_Supplied records_.

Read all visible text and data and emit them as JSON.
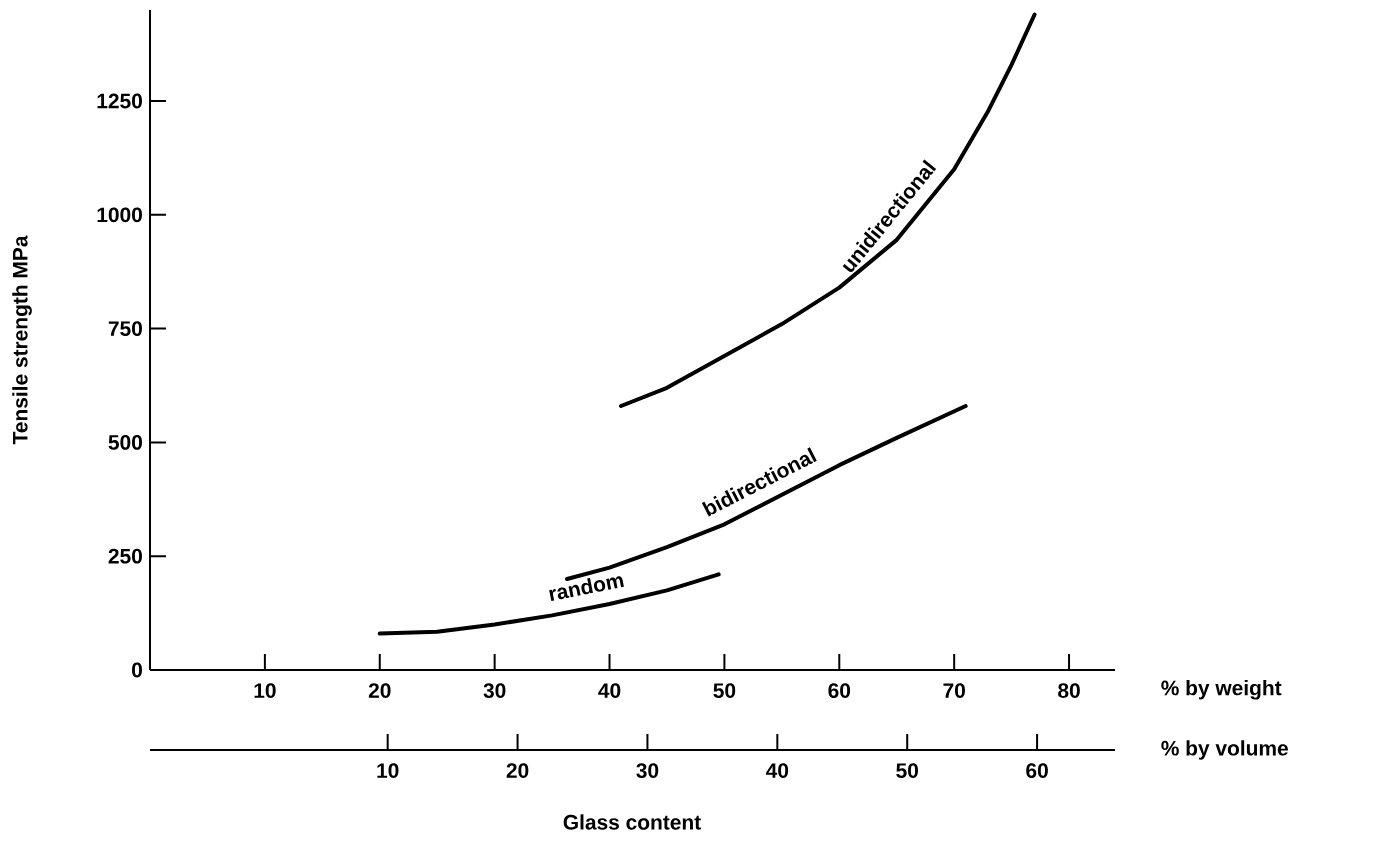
{
  "chart_data": {
    "type": "line",
    "ylabel": "Tensile strength MPa",
    "xlabel": "% by weight",
    "x2label": "% by volume",
    "annotations": [
      "Glass content"
    ],
    "xlim": [
      0,
      84
    ],
    "ylim": [
      0,
      1450
    ],
    "xticks": [
      10,
      20,
      30,
      40,
      50,
      60,
      70,
      80
    ],
    "yticks": [
      0,
      250,
      500,
      750,
      1000,
      1250
    ],
    "x2lim": [
      -8.3,
      66
    ],
    "x2ticks": [
      10,
      20,
      30,
      40,
      50,
      60
    ],
    "marker": "none",
    "line_style": "solid",
    "series": [
      {
        "name": "random",
        "color": "#000000",
        "x": [
          20,
          25,
          30,
          35,
          40,
          45,
          49.5
        ],
        "values": [
          80,
          84,
          100,
          120,
          145,
          175,
          210
        ]
      },
      {
        "name": "bidirectional",
        "color": "#000000",
        "x": [
          36.3,
          40,
          45,
          50,
          55,
          60,
          65,
          71
        ],
        "values": [
          200,
          225,
          270,
          320,
          385,
          450,
          510,
          580
        ]
      },
      {
        "name": "unidirectional",
        "color": "#000000",
        "x": [
          41,
          45,
          50,
          55,
          60,
          65,
          70,
          73,
          75,
          77
        ],
        "values": [
          580,
          620,
          690,
          760,
          840,
          945,
          1100,
          1230,
          1330,
          1440
        ]
      }
    ]
  }
}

_Prompt_. Pictures are not part of the copy; reproduce everything else in the records exactly.

_Answer to this problem_.
Read all visible text and data and emit them as JSON.
{
  "chart_data": {
    "type": "line",
    "ylabel": "Tensile strength MPa",
    "xlabel": "% by weight",
    "x2label": "% by volume",
    "annotations": [
      "Glass content"
    ],
    "xlim": [
      0,
      84
    ],
    "ylim": [
      0,
      1450
    ],
    "xticks": [
      10,
      20,
      30,
      40,
      50,
      60,
      70,
      80
    ],
    "yticks": [
      0,
      250,
      500,
      750,
      1000,
      1250
    ],
    "x2lim": [
      -8.3,
      66
    ],
    "x2ticks": [
      10,
      20,
      30,
      40,
      50,
      60
    ],
    "marker": "none",
    "line_style": "solid",
    "series": [
      {
        "name": "random",
        "color": "#000000",
        "x": [
          20,
          25,
          30,
          35,
          40,
          45,
          49.5
        ],
        "values": [
          80,
          84,
          100,
          120,
          145,
          175,
          210
        ]
      },
      {
        "name": "bidirectional",
        "color": "#000000",
        "x": [
          36.3,
          40,
          45,
          50,
          55,
          60,
          65,
          71
        ],
        "values": [
          200,
          225,
          270,
          320,
          385,
          450,
          510,
          580
        ]
      },
      {
        "name": "unidirectional",
        "color": "#000000",
        "x": [
          41,
          45,
          50,
          55,
          60,
          65,
          70,
          73,
          75,
          77
        ],
        "values": [
          580,
          620,
          690,
          760,
          840,
          945,
          1100,
          1230,
          1330,
          1440
        ]
      }
    ]
  }
}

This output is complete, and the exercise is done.